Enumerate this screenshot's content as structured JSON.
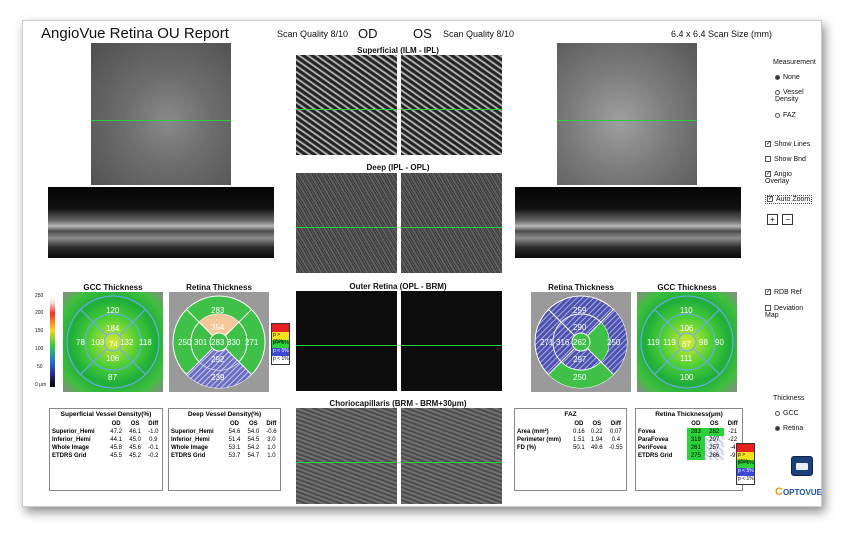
{
  "header": {
    "title": "AngioVue Retina OU Report",
    "scan_quality_od": "Scan Quality 8/10",
    "od": "OD",
    "os": "OS",
    "scan_quality_os": "Scan Quality 8/10",
    "scan_size": "6.4 x 6.4 Scan Size (mm)"
  },
  "sections": {
    "superficial": "Superficial (ILM - IPL)",
    "deep": "Deep (IPL - OPL)",
    "outer": "Outer Retina (OPL - BRM)",
    "chorio": "Choriocapillaris (BRM - BRM+30μm)"
  },
  "maps": {
    "gcc_left_title": "GCC Thickness",
    "retina_left_title": "Retina Thickness",
    "retina_right_title": "Retina Thickness",
    "gcc_right_title": "GCC Thickness",
    "gcc_left_values": [
      "120",
      "184",
      "78",
      "103",
      "74",
      "132",
      "118",
      "106",
      "87"
    ],
    "retina_left_values": [
      "283",
      "354",
      "250",
      "301",
      "283",
      "330",
      "271",
      "292",
      "239"
    ],
    "retina_right_values": [
      "259",
      "290",
      "271",
      "316",
      "262",
      "297",
      "250",
      "250",
      "297"
    ],
    "gcc_right_values": [
      "110",
      "106",
      "119",
      "119",
      "67",
      "98",
      "90",
      "111",
      "100"
    ],
    "scale_top": "250",
    "scale_200": "200",
    "scale_150": "150",
    "scale_100": "100",
    "scale_50": "50",
    "scale_bottom": "0 μm",
    "legend": [
      "p > 95%",
      "p > 5%",
      "p < 5%",
      "p < 1%"
    ],
    "watermark": "SOLIX"
  },
  "tables": {
    "superficial": {
      "title": "Superficial Vessel Density(%)",
      "cols": [
        "",
        "OD",
        "OS",
        "Diff"
      ],
      "rows": [
        [
          "Superior_Hemi",
          "47.2",
          "46.1",
          "-1.0"
        ],
        [
          "Inferior_Hemi",
          "44.1",
          "45.0",
          "0.9"
        ],
        [
          "Whole Image",
          "45.8",
          "45.6",
          "-0.1"
        ],
        [
          "ETDRS Grid",
          "45.5",
          "45.2",
          "-0.2"
        ]
      ]
    },
    "deep": {
      "title": "Deep Vessel Density(%)",
      "cols": [
        "",
        "OD",
        "OS",
        "Diff"
      ],
      "rows": [
        [
          "Superior_Hemi",
          "54.6",
          "54.0",
          "-0.6"
        ],
        [
          "Inferior_Hemi",
          "51.4",
          "54.5",
          "3.0"
        ],
        [
          "Whole Image",
          "53.1",
          "54.2",
          "1.0"
        ],
        [
          "ETDRS Grid",
          "53.7",
          "54.7",
          "1.0"
        ]
      ]
    },
    "faz": {
      "title": "FAZ",
      "cols": [
        "",
        "OD",
        "OS",
        "Diff"
      ],
      "rows": [
        [
          "Area (mm²)",
          "0.16",
          "0.22",
          "0.07"
        ],
        [
          "Perimeter (mm)",
          "1.51",
          "1.94",
          "0.4"
        ],
        [
          "FD (%)",
          "50.1",
          "49.6",
          "-0.55"
        ]
      ]
    },
    "retina": {
      "title": "Retina Thickness(μm)",
      "cols": [
        "",
        "OD",
        "OS",
        "Diff"
      ],
      "rows": [
        [
          "Fovea",
          "283",
          "262",
          "-21"
        ],
        [
          "ParaFovea",
          "319",
          "297",
          "-22"
        ],
        [
          "PeriFovea",
          "261",
          "257",
          "-4"
        ],
        [
          "ETDRS Grid",
          "275",
          "266",
          "-9"
        ]
      ]
    }
  },
  "sidebar": {
    "measurement_title": "Measurement",
    "measurement_options": [
      "None",
      "Vessel Density",
      "FAZ"
    ],
    "checks": [
      "Show Lines",
      "Show Bnd",
      "Angio Overlay",
      "Auto Zoom"
    ],
    "rdb_ref": "RDB Ref",
    "deviation_map": "Deviation Map",
    "thickness_title": "Thickness",
    "thickness_options": [
      "GCC",
      "Retina"
    ],
    "logo": "OPTOVUE"
  },
  "colors": {
    "green_pass": "#27c93f",
    "yellow_border": "#f2e21c",
    "red_fail": "#e02020",
    "blue": "#3b4bd8"
  }
}
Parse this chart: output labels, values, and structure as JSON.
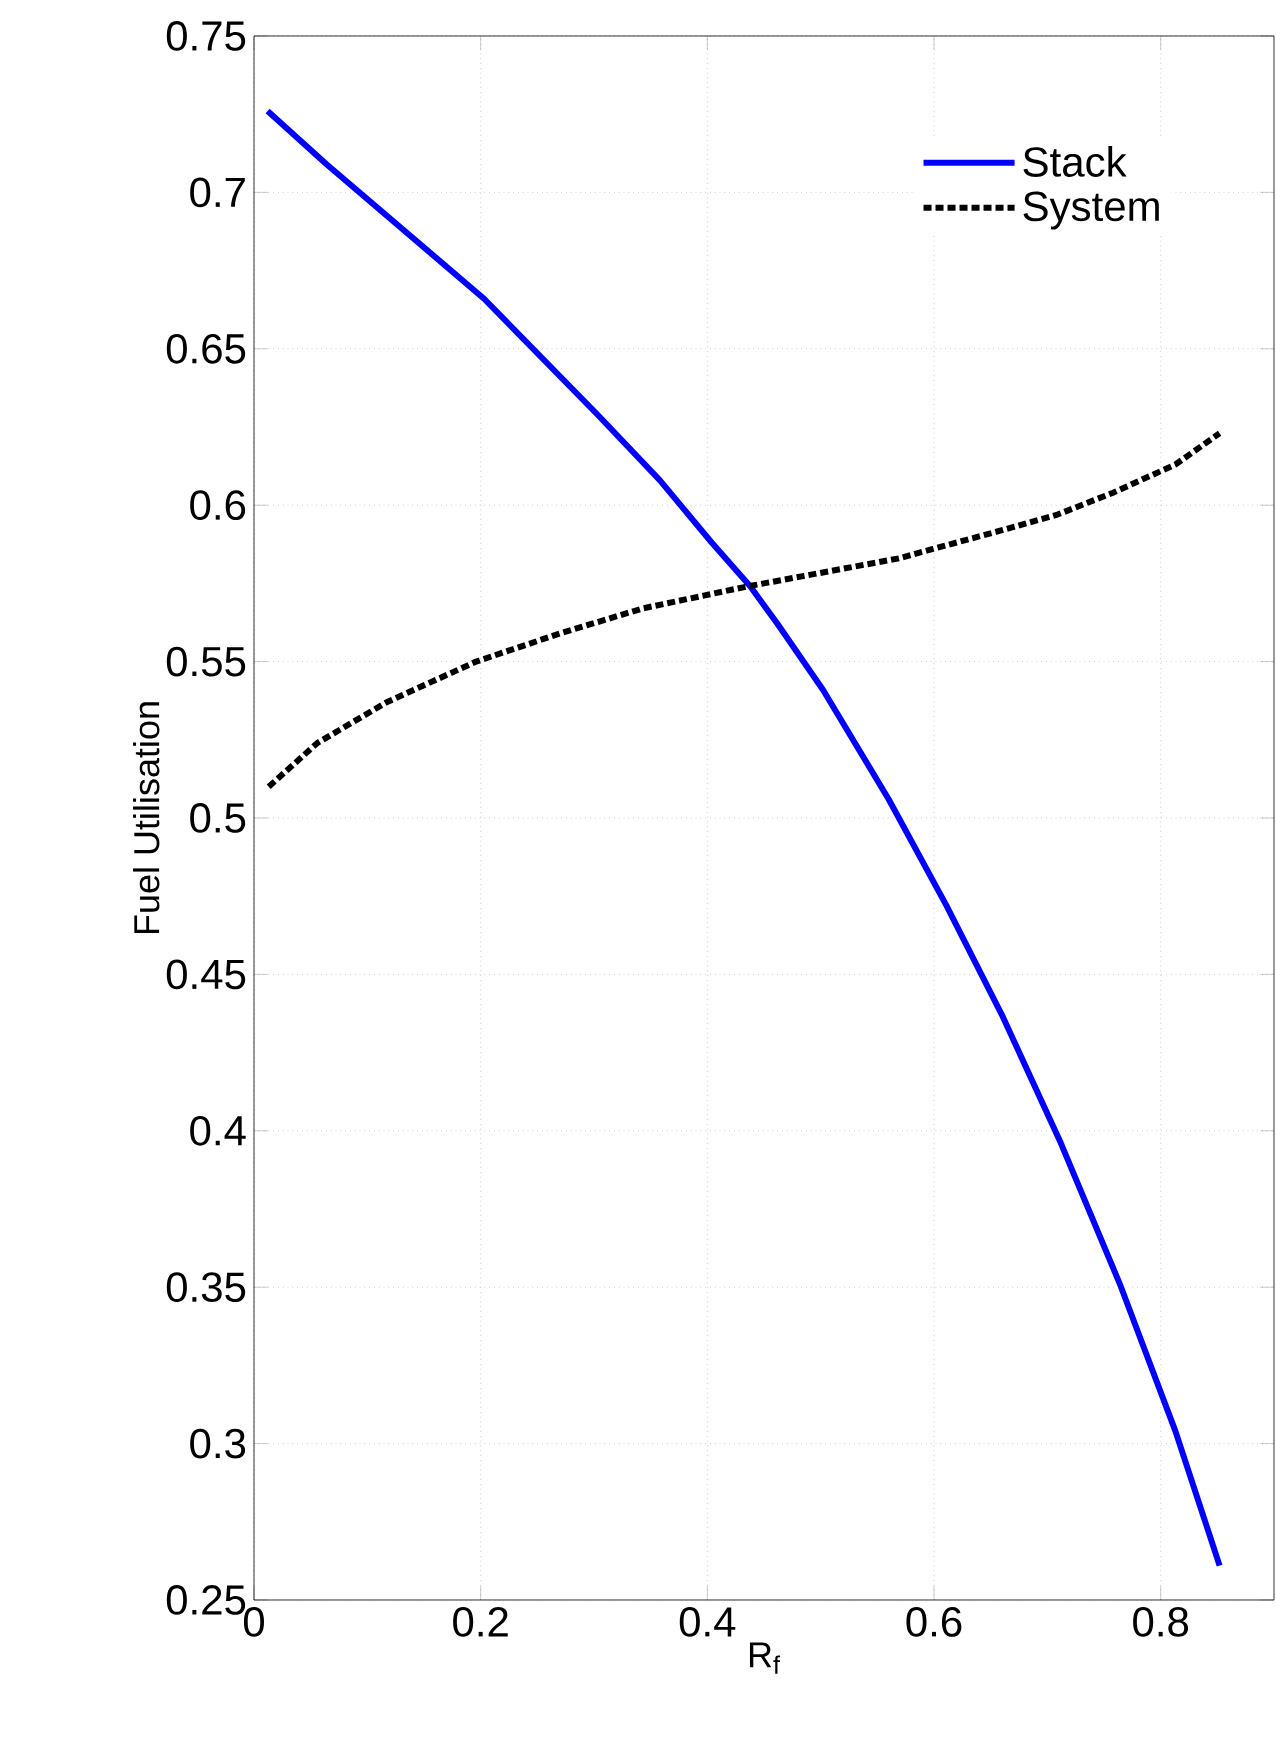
{
  "chart_data": {
    "type": "line",
    "xlabel": "R$_{f}$",
    "ylabel": "Fuel Utilisation",
    "xlim": [
      0,
      0.9
    ],
    "ylim": [
      0.25,
      0.75
    ],
    "xticks": [
      0,
      0.2,
      0.4,
      0.6,
      0.8
    ],
    "yticks": [
      0.25,
      0.3,
      0.35,
      0.4,
      0.45,
      0.5,
      0.55,
      0.6,
      0.65,
      0.7,
      0.75
    ],
    "grid": true,
    "legend": "top right",
    "marker": "none",
    "series": [
      {
        "name": "Stack",
        "color": "#0000ff",
        "line_style": "solid",
        "x": [
          0.012,
          0.064,
          0.203,
          0.303,
          0.358,
          0.404,
          0.438,
          0.462,
          0.502,
          0.56,
          0.611,
          0.66,
          0.712,
          0.764,
          0.813,
          0.852
        ],
        "values": [
          0.726,
          0.709,
          0.666,
          0.629,
          0.608,
          0.588,
          0.574,
          0.562,
          0.541,
          0.506,
          0.472,
          0.437,
          0.396,
          0.351,
          0.304,
          0.261
        ]
      },
      {
        "name": "System",
        "color": "#000000",
        "line_style": "dashed",
        "x": [
          0.013,
          0.056,
          0.117,
          0.196,
          0.27,
          0.343,
          0.435,
          0.569,
          0.599,
          0.66,
          0.709,
          0.758,
          0.813,
          0.852
        ],
        "values": [
          0.51,
          0.524,
          0.537,
          0.55,
          0.559,
          0.567,
          0.574,
          0.583,
          0.586,
          0.592,
          0.597,
          0.604,
          0.613,
          0.623
        ]
      }
    ]
  }
}
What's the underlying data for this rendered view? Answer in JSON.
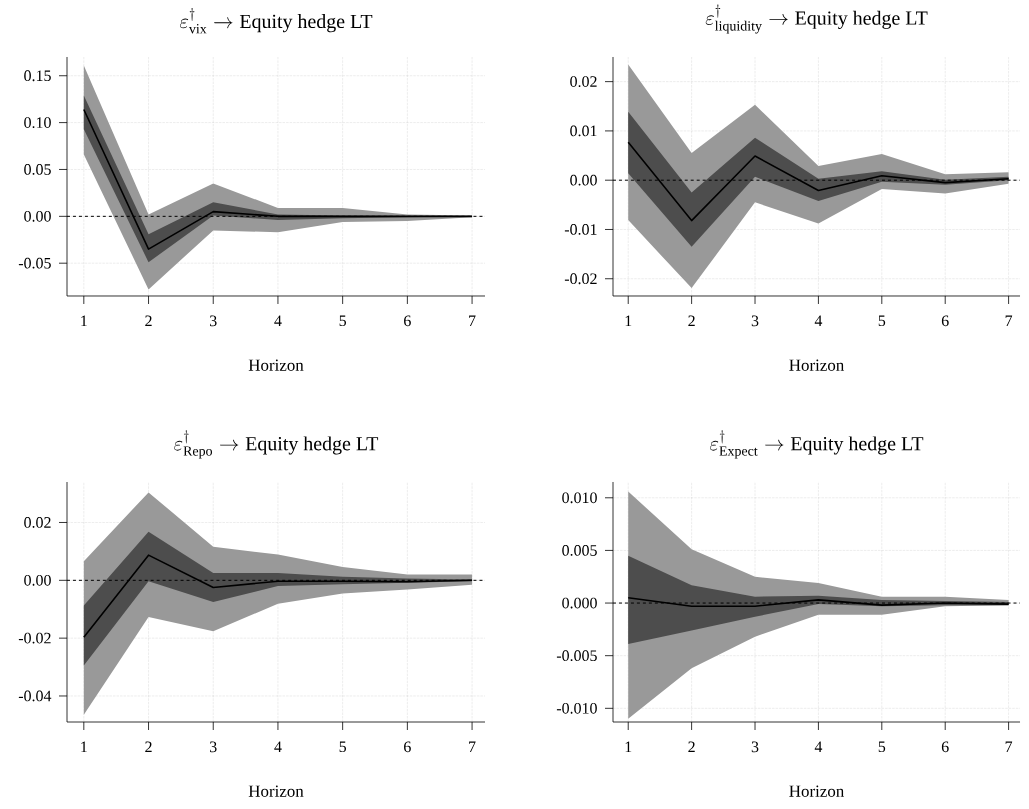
{
  "chart_data": [
    {
      "type": "line",
      "title": "\\varepsilon^{\\dagger}_{\\text{vix}} \\rightarrow \\text{Equity hedge LT}",
      "xlabel": "Horizon",
      "x": [
        1,
        2,
        3,
        4,
        5,
        6,
        7
      ],
      "xlim": [
        0.74,
        7.2
      ],
      "xticks": [
        1,
        2,
        3,
        4,
        5,
        6,
        7
      ],
      "ylim": [
        -0.085,
        0.17
      ],
      "yticks": [
        {
          "value": -0.05,
          "label": "-0.05"
        },
        {
          "value": 0,
          "label": "0.00"
        },
        0.05,
        {
          "value": 0.1,
          "label": "0.10"
        },
        0.15
      ],
      "grid": true,
      "ref_lines": [
        {
          "axis": "y",
          "value": 0,
          "color": "#000000",
          "line_style": "dashed"
        }
      ],
      "series": [
        {
          "color": "#999999",
          "values": [
            null,
            null,
            null,
            null,
            null,
            null,
            null
          ],
          "lower": [
            0.066,
            -0.078,
            -0.015,
            -0.017,
            -0.006,
            -0.005,
            -0.001
          ],
          "upper": [
            0.161,
            0.002,
            0.035,
            0.009,
            0.009,
            0.002,
            0.001
          ]
        },
        {
          "color": "#4d4d4d",
          "values": [
            null,
            null,
            null,
            null,
            null,
            null,
            null
          ],
          "lower": [
            0.093,
            -0.049,
            0.001,
            -0.004,
            -0.002,
            -0.001,
            0
          ],
          "upper": [
            0.129,
            -0.019,
            0.015,
            0.002,
            0.001,
            0.0005,
            0
          ]
        },
        {
          "color": "#000000",
          "values": [
            0.114,
            -0.035,
            0.005,
            0,
            0,
            0,
            0
          ]
        }
      ]
    },
    {
      "type": "line",
      "title": "\\varepsilon^{\\dagger}_{\\text{liquidity}} \\rightarrow \\text{Equity hedge LT}",
      "xlabel": "Horizon",
      "x": [
        1,
        2,
        3,
        4,
        5,
        6,
        7
      ],
      "xlim": [
        0.76,
        7.18
      ],
      "xticks": [
        1,
        2,
        3,
        4,
        5,
        6,
        7
      ],
      "ylim": [
        -0.0235,
        0.025
      ],
      "yticks": [
        -0.02,
        -0.01,
        {
          "value": 0,
          "label": "0.00"
        },
        0.01,
        0.02
      ],
      "grid": true,
      "ref_lines": [
        {
          "axis": "y",
          "value": 0,
          "color": "#000000",
          "line_style": "dashed"
        }
      ],
      "series": [
        {
          "color": "#999999",
          "values": [
            null,
            null,
            null,
            null,
            null,
            null,
            null
          ],
          "lower": [
            -0.0081,
            -0.0219,
            -0.0045,
            -0.0088,
            -0.0018,
            -0.0027,
            -0.0007
          ],
          "upper": [
            0.0235,
            0.0055,
            0.0153,
            0.0029,
            0.0053,
            0.0012,
            0.0016
          ]
        },
        {
          "color": "#4d4d4d",
          "values": [
            null,
            null,
            null,
            null,
            null,
            null,
            null
          ],
          "lower": [
            0.0014,
            -0.0135,
            0.0007,
            -0.0042,
            -0.0003,
            -0.0009,
            0
          ],
          "upper": [
            0.0139,
            -0.0025,
            0.0086,
            0.0003,
            0.0018,
            0.0001,
            0.0007
          ]
        },
        {
          "color": "#000000",
          "values": [
            0.0077,
            -0.0082,
            0.0049,
            -0.0021,
            0.0009,
            -0.0005,
            0.0003
          ]
        }
      ]
    },
    {
      "type": "line",
      "title": "\\varepsilon^{\\dagger}_{\\text{Repo}} \\rightarrow \\text{Equity hedge LT}",
      "xlabel": "Horizon",
      "x": [
        1,
        2,
        3,
        4,
        5,
        6,
        7
      ],
      "xlim": [
        0.74,
        7.2
      ],
      "xticks": [
        1,
        2,
        3,
        4,
        5,
        6,
        7
      ],
      "ylim": [
        -0.049,
        0.034
      ],
      "yticks": [
        -0.04,
        -0.02,
        {
          "value": 0,
          "label": "0.00"
        },
        0.02
      ],
      "grid": true,
      "ref_lines": [
        {
          "axis": "y",
          "value": 0,
          "color": "#000000",
          "line_style": "dashed"
        }
      ],
      "series": [
        {
          "color": "#999999",
          "values": [
            null,
            null,
            null,
            null,
            null,
            null,
            null
          ],
          "lower": [
            -0.0465,
            -0.0127,
            -0.0176,
            -0.0081,
            -0.0046,
            -0.0032,
            -0.0015
          ],
          "upper": [
            0.0066,
            0.0304,
            0.0116,
            0.0089,
            0.0046,
            0.002,
            0.002
          ]
        },
        {
          "color": "#4d4d4d",
          "values": [
            null,
            null,
            null,
            null,
            null,
            null,
            null
          ],
          "lower": [
            -0.0295,
            -0.0003,
            -0.0075,
            -0.002,
            -0.0014,
            -0.0008,
            -0.0003
          ],
          "upper": [
            -0.0087,
            0.0168,
            0.0025,
            0.0025,
            0.0012,
            0.0006,
            0.0003
          ]
        },
        {
          "color": "#000000",
          "values": [
            -0.0197,
            0.0087,
            -0.0025,
            -0.0003,
            -0.0003,
            -0.0005,
            0
          ]
        }
      ]
    },
    {
      "type": "line",
      "title": "\\varepsilon^{\\dagger}_{\\text{Expect}} \\rightarrow \\text{Equity hedge LT}",
      "xlabel": "Horizon",
      "x": [
        1,
        2,
        3,
        4,
        5,
        6,
        7
      ],
      "xlim": [
        0.76,
        7.18
      ],
      "xticks": [
        1,
        2,
        3,
        4,
        5,
        6,
        7
      ],
      "ylim": [
        -0.0113,
        0.0115
      ],
      "yticks": [
        {
          "value": -0.01,
          "label": "-0.010"
        },
        -0.005,
        {
          "value": 0,
          "label": "0.000"
        },
        0.005,
        {
          "value": 0.01,
          "label": "0.010"
        }
      ],
      "grid": true,
      "ref_lines": [
        {
          "axis": "y",
          "value": 0,
          "color": "#000000",
          "line_style": "dashed"
        }
      ],
      "series": [
        {
          "color": "#999999",
          "values": [
            null,
            null,
            null,
            null,
            null,
            null,
            null
          ],
          "lower": [
            -0.011,
            -0.0062,
            -0.0032,
            -0.0011,
            -0.0011,
            -0.0003,
            -0.0002
          ],
          "upper": [
            0.0106,
            0.0051,
            0.0025,
            0.0019,
            0.0006,
            0.0006,
            0.0003
          ]
        },
        {
          "color": "#4d4d4d",
          "values": [
            null,
            null,
            null,
            null,
            null,
            null,
            null
          ],
          "lower": [
            -0.0039,
            -0.0026,
            -0.0013,
            -0.0001,
            -0.0003,
            -0.0002,
            -0.0002
          ],
          "upper": [
            0.0045,
            0.0017,
            0.0006,
            0.0007,
            0.0003,
            0.0002,
            0.0001
          ]
        },
        {
          "color": "#000000",
          "values": [
            0.0005,
            -0.0003,
            -0.0003,
            0.0003,
            -0.0002,
            0,
            -0.0001
          ]
        }
      ]
    }
  ]
}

▬▬▬

=== Aim ===
Search the listing for the word "Quality". Copy every line in which it occurs.

=== Solved problem ===
    "scan_quality_od": "Scan Quality 8/10",
    "scan_quality_os": "Scan Quality 8/10",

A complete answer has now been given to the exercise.